Search term "Omega": work out how many lines of the data below contain it, and answer with that number alone.

Information supplied ▸

+-------+

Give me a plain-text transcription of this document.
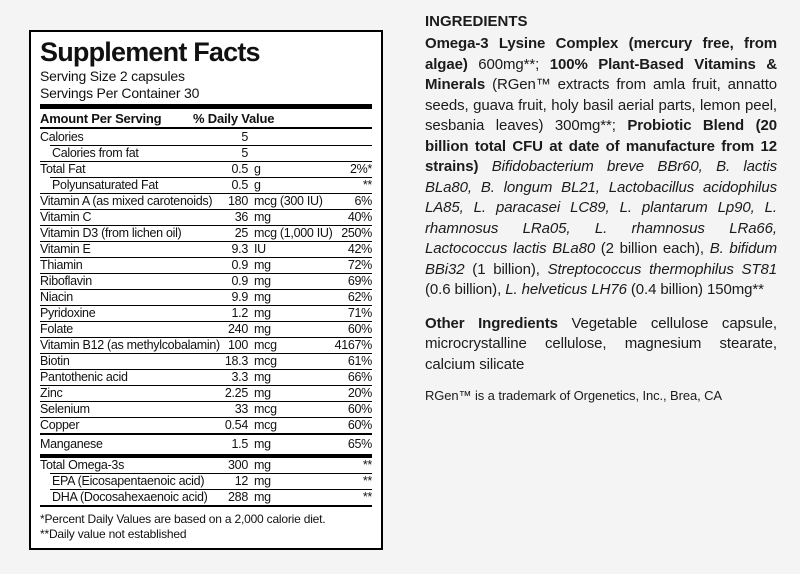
Supplement Facts
Serving Size 2 capsules
Servings Per Container 30
Amount Per Serving % Daily Value
Calories	5
Calories from fat	5
Total Fat	0.5 g	2%*
Polyunsaturated Fat	0.5 g	**
Vitamin A (as mixed carotenoids)	180 mcg (300 IU)	6%
Vitamin C	36 mg	40%
Vitamin D3 (from lichen oil)	25 mcg (1,000 IU) 250%
Vitamin E	9.3 IU	42%
Thiamin	0.9 mg	72%
Riboflavin	0.9 mg	69%
Niacin	9.9 mg	62%
Pyridoxine	1.2 mg	71%
Folate	240 mg	60%
Vitamin B12 (as methylcobalamin) 100 mcg	4167%
Biotin	18.3 mcg	61%
Pantothenic acid	3.3 mg	66%
Zinc	2.25 mg	20%
Selenium	33 mcg	60%
Copper	0.54 mcg	60%
Manganese	1.5 mg	65%
Total Omega-3s	300 mg	**
EPA (Eicosapentaenoic acid)	12 mg	**
DHA (Docosahexaenoic acid)	288 mg	**
*Percent Daily Values are based on a 2,000 calorie diet.
**Daily value not established
INGREDIENTS
Omega-3 Lysine Complex (mercury free, from algae) 600mg**; 100% Plant-Based Vitamins & Minerals (RGen™ extracts from amla fruit, annatto seeds, guava fruit, holy basil aerial parts, lemon peel, sesbania leaves) 300mg**; Probiotic Blend (20 billion total CFU at date of manufacture from 12 strains) Bifidobacterium breve BBr60, B. lactis BLa80, B. longum BL21, Lactobacillus acidophilus LA85, L. paracasei LC89, L. plantarum Lp90, L. rhamnosus LRa05, L. rhamnosus LRa66, Lactococcus lactis BLa80 (2 billion each), B. bifidum BBi32 (1 billion), Streptococcus thermophilus ST81 (0.6 billion), L. helveticus LH76 (0.4 billion) 150mg**
Other Ingredients Vegetable cellulose capsule, microcrystalline cellulose, magnesium stearate, calcium silicate
RGen™ is a trademark of Orgenetics, Inc., Brea, CA
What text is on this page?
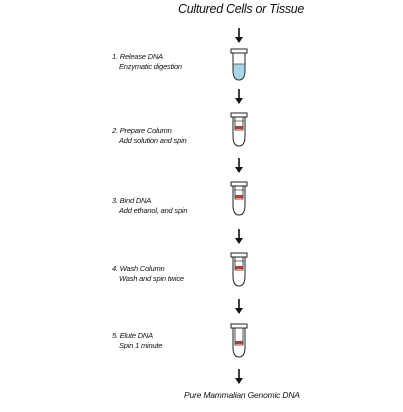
Cultured Cells or Tissue
1. Release DNA
Enzymatic digestion
2. Prepare Column
Add solution and spin
3. Bind DNA
Add ethanol, and spin
4. Wash Column
Wash and spin twice
5. Elute DNA
Spin 1 minute
Pure Mammalian Genomic DNA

+-------+

Task response ▸ 2